-- START --

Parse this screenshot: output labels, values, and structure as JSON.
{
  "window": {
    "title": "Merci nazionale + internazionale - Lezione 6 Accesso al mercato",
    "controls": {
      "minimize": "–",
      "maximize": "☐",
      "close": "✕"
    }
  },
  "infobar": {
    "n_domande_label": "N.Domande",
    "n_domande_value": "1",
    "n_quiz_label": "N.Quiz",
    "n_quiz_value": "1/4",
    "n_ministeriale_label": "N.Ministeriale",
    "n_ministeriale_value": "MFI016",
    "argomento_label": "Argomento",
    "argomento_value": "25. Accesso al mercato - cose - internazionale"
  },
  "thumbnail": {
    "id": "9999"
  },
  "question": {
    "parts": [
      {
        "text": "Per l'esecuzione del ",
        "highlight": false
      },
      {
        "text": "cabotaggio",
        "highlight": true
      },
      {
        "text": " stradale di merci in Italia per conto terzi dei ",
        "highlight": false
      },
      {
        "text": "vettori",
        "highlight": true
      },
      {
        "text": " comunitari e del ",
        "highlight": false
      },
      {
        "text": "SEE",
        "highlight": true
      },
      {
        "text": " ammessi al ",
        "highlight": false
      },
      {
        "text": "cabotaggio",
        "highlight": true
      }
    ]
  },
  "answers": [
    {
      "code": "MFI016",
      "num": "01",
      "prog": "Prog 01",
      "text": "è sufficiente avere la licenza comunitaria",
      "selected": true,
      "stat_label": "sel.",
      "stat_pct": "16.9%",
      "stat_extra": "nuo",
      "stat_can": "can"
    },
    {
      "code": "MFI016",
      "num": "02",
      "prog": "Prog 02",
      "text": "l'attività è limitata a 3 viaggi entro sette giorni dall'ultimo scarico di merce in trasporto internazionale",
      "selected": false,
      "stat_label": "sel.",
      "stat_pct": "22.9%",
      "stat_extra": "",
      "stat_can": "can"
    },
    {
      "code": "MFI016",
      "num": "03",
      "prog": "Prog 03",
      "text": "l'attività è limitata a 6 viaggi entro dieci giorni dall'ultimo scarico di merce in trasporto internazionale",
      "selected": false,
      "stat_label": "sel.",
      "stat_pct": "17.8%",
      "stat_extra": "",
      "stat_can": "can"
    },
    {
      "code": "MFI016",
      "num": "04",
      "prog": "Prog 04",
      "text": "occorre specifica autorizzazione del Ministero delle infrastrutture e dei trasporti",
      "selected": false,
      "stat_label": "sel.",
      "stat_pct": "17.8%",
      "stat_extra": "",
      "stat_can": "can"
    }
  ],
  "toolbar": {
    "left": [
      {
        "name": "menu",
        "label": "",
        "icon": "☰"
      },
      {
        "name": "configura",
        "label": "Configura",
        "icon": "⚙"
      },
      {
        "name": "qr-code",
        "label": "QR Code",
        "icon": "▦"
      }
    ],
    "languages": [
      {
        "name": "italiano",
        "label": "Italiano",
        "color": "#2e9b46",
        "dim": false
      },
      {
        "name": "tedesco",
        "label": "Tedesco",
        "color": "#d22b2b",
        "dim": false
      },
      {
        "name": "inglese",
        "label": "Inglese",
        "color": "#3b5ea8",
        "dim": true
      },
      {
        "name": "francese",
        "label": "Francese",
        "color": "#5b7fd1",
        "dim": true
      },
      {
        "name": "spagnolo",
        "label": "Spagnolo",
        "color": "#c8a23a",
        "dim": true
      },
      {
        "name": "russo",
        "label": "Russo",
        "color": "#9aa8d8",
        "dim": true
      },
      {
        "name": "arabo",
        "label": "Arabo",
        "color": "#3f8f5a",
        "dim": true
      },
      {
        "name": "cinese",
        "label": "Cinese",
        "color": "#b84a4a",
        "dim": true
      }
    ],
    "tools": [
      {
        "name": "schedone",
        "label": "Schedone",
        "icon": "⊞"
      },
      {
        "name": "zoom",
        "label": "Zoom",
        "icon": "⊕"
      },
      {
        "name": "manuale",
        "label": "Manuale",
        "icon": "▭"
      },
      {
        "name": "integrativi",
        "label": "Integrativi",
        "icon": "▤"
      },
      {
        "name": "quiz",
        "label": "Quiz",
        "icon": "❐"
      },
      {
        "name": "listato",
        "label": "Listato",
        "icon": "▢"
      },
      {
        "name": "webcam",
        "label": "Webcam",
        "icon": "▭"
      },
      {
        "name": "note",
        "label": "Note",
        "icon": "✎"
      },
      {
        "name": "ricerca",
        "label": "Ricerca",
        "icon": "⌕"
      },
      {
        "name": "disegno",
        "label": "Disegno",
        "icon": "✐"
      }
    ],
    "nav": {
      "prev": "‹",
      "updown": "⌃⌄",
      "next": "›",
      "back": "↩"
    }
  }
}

-- END --
-- START --

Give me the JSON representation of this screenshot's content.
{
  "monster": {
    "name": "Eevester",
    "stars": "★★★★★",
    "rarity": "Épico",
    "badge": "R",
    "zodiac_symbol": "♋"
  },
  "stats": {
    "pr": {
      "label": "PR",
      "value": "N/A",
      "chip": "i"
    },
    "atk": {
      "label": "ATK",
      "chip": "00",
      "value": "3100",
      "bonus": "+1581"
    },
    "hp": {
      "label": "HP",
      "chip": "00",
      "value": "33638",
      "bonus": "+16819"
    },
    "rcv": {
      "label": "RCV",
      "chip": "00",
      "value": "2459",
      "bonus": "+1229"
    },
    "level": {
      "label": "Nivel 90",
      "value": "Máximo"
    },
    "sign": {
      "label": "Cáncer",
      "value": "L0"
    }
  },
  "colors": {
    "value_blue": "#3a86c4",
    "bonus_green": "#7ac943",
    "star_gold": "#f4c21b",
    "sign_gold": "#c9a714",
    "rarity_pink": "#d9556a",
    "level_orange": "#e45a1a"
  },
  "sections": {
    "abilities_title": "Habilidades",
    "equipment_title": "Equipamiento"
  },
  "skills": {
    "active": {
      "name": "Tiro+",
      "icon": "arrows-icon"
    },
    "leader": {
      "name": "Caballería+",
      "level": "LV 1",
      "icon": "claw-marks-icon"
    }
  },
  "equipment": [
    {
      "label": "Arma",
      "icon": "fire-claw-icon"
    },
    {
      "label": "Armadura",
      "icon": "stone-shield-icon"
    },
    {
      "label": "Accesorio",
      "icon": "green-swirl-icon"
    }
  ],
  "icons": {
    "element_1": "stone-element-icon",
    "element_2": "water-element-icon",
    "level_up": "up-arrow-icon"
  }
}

-- END --

Exercise requirements: Pick out, from the lines above, every one that contains the string "viaggi".

Task response:
      "text": "l'attività è limitata a 3 viaggi entro sette giorni dall'ultimo scarico di merce in trasporto internazionale",
      "text": "l'attività è limitata a 6 viaggi entro dieci giorni dall'ultimo scarico di merce in trasporto internazionale",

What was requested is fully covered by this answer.